> [The data]
----

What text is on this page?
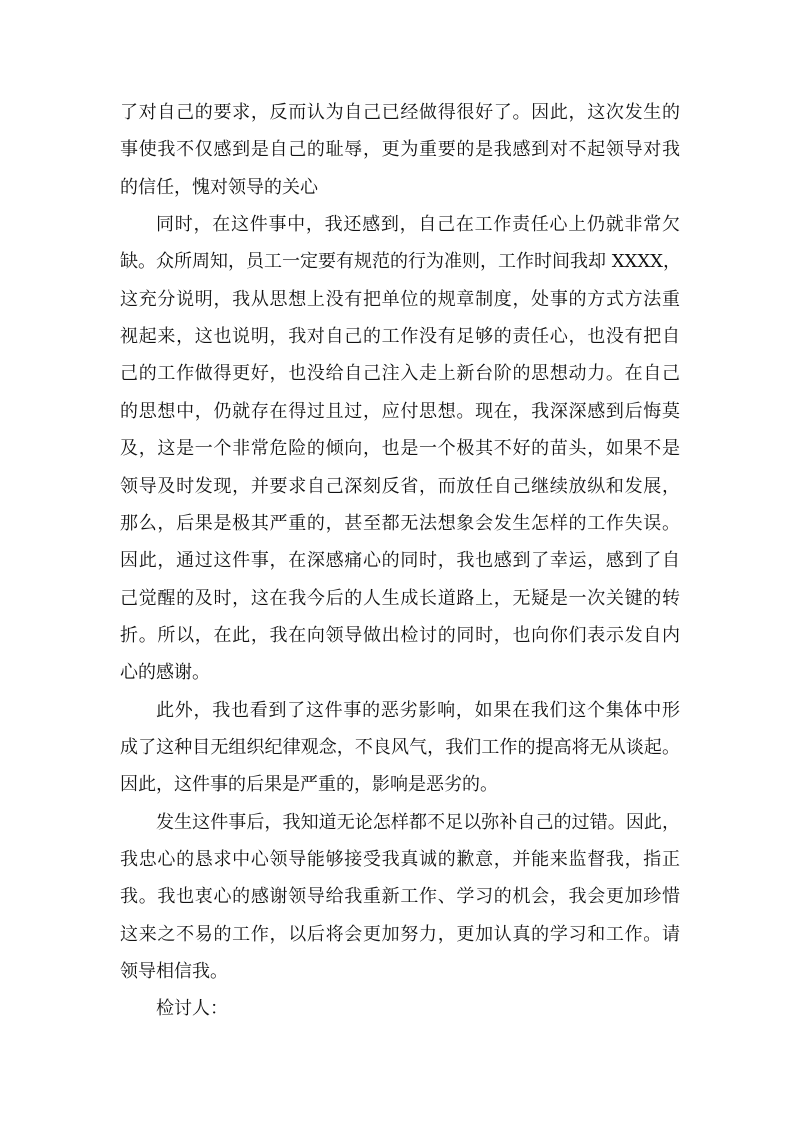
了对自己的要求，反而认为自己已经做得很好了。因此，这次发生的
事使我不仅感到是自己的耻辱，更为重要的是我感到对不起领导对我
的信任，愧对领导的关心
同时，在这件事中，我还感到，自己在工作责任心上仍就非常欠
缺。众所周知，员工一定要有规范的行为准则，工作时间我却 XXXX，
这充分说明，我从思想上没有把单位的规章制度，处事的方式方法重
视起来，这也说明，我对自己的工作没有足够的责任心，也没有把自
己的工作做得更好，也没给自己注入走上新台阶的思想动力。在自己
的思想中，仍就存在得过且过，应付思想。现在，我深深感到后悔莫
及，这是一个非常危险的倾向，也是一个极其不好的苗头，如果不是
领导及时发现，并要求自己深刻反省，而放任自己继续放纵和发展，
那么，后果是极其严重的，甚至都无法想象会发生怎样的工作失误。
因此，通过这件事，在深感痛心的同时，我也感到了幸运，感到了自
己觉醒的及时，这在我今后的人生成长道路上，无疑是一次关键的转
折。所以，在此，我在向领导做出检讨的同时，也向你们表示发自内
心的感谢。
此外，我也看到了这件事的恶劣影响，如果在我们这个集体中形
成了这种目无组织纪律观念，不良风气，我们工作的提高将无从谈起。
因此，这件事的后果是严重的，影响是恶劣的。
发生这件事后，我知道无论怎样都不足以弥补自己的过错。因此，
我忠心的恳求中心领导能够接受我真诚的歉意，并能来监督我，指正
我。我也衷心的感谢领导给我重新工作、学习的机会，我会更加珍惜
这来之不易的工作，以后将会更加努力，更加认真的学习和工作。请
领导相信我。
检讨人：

----

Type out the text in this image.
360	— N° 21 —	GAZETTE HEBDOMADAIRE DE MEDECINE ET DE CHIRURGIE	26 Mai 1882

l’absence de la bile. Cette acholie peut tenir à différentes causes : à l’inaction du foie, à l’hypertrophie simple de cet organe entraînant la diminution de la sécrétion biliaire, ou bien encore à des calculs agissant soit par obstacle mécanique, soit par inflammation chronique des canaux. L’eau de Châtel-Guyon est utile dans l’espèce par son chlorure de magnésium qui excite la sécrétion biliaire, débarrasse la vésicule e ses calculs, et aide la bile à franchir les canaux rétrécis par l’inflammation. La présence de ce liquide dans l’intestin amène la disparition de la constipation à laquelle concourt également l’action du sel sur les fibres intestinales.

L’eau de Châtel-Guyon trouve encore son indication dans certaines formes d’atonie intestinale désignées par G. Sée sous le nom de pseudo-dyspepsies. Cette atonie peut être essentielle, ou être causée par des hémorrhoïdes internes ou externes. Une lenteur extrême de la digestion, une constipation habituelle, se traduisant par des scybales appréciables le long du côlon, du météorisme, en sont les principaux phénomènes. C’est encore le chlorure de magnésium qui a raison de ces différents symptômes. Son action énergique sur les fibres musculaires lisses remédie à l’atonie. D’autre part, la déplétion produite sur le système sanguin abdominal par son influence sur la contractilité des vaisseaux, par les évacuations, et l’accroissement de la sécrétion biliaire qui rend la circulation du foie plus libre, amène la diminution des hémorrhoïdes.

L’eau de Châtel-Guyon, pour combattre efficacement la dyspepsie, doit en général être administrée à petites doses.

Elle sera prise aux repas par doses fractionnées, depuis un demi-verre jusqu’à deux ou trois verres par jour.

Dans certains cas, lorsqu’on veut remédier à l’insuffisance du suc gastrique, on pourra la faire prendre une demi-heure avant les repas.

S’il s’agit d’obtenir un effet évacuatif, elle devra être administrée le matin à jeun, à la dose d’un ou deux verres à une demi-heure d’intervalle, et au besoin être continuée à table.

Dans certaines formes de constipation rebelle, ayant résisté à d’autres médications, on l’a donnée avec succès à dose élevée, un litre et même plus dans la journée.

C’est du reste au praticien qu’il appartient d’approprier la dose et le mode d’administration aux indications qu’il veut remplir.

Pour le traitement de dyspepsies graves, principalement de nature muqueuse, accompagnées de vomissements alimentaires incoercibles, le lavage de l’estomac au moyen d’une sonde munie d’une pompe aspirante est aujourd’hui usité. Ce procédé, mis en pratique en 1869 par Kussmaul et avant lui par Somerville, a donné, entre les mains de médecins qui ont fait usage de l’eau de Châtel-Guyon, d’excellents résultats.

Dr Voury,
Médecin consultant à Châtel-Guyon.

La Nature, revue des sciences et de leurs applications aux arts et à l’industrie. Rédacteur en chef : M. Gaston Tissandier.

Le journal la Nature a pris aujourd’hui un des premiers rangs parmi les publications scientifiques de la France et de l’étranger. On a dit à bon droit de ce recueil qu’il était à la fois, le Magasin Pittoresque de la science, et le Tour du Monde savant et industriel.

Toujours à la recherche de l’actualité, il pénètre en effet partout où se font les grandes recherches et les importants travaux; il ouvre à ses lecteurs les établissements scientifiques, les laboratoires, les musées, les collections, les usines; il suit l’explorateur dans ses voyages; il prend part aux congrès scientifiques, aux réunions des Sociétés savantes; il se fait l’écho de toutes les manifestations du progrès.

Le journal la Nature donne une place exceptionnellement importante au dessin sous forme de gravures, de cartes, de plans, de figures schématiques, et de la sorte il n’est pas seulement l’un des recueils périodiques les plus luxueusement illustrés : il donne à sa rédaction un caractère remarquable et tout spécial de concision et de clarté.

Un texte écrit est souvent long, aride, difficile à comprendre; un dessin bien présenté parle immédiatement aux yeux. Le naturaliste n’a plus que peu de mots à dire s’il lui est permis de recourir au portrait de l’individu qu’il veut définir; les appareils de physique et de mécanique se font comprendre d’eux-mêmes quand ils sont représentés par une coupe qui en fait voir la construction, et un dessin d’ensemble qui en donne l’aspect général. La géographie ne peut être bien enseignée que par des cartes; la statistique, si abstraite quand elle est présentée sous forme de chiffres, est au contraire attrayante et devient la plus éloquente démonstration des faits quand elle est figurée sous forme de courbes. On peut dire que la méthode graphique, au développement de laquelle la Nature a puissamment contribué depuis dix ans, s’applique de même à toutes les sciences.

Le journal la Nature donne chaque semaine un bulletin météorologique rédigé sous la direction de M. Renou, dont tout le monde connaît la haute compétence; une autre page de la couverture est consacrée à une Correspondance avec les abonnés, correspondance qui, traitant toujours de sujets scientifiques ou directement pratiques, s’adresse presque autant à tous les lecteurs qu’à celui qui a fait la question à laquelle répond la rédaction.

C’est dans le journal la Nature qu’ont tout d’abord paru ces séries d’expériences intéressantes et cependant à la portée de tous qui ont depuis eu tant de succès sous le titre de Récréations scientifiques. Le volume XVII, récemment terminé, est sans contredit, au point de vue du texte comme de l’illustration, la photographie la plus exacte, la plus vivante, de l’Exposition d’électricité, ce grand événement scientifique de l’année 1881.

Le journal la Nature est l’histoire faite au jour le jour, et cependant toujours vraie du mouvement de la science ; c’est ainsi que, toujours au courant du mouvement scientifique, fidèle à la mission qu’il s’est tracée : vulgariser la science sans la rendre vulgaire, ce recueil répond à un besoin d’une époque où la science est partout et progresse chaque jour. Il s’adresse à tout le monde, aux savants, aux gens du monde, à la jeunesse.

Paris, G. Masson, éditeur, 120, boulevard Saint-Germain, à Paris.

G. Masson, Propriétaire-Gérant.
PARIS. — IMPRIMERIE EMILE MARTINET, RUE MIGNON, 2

----

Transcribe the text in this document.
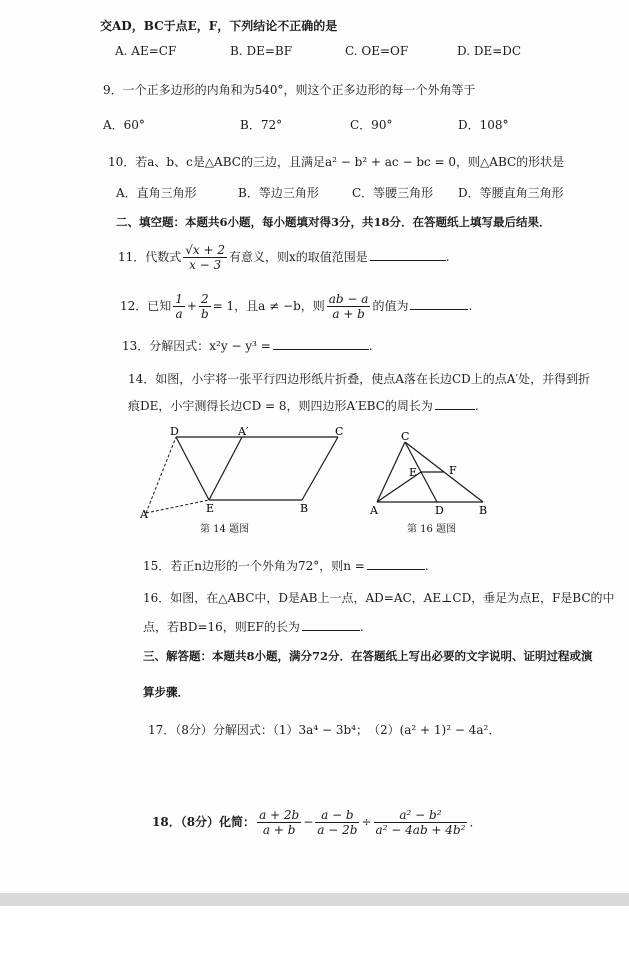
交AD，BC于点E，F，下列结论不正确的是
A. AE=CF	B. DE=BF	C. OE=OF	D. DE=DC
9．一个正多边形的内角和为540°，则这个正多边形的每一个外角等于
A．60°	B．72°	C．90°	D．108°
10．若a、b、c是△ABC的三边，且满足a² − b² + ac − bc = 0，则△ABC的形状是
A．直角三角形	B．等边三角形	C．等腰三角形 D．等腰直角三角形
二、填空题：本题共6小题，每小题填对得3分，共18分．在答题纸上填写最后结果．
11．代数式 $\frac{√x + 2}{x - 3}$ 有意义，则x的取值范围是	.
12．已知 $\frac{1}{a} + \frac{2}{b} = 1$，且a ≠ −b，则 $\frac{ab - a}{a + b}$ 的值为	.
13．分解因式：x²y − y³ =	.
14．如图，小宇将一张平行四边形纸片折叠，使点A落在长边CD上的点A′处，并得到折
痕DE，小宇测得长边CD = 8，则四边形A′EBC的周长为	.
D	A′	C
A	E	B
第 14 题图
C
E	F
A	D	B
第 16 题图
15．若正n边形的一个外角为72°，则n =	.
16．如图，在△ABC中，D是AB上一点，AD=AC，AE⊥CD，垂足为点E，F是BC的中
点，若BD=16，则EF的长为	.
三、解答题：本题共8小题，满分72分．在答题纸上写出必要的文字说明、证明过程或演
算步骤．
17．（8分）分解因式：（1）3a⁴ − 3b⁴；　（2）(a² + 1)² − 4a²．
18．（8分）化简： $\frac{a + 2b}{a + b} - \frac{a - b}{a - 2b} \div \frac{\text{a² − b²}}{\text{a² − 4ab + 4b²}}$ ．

----

Search the data above for lines holding "administrée" and copy each of them.

L’eau de Châtel-Guyon, pour combattre efficacement la dyspepsie, doit en général être administrée à petites doses.
S’il s’agit d’obtenir un effet évacuatif, elle devra être administrée le matin à jeun, à la dose d’un ou deux verres à une demi-heure d’intervalle, et au besoin être continuée à table.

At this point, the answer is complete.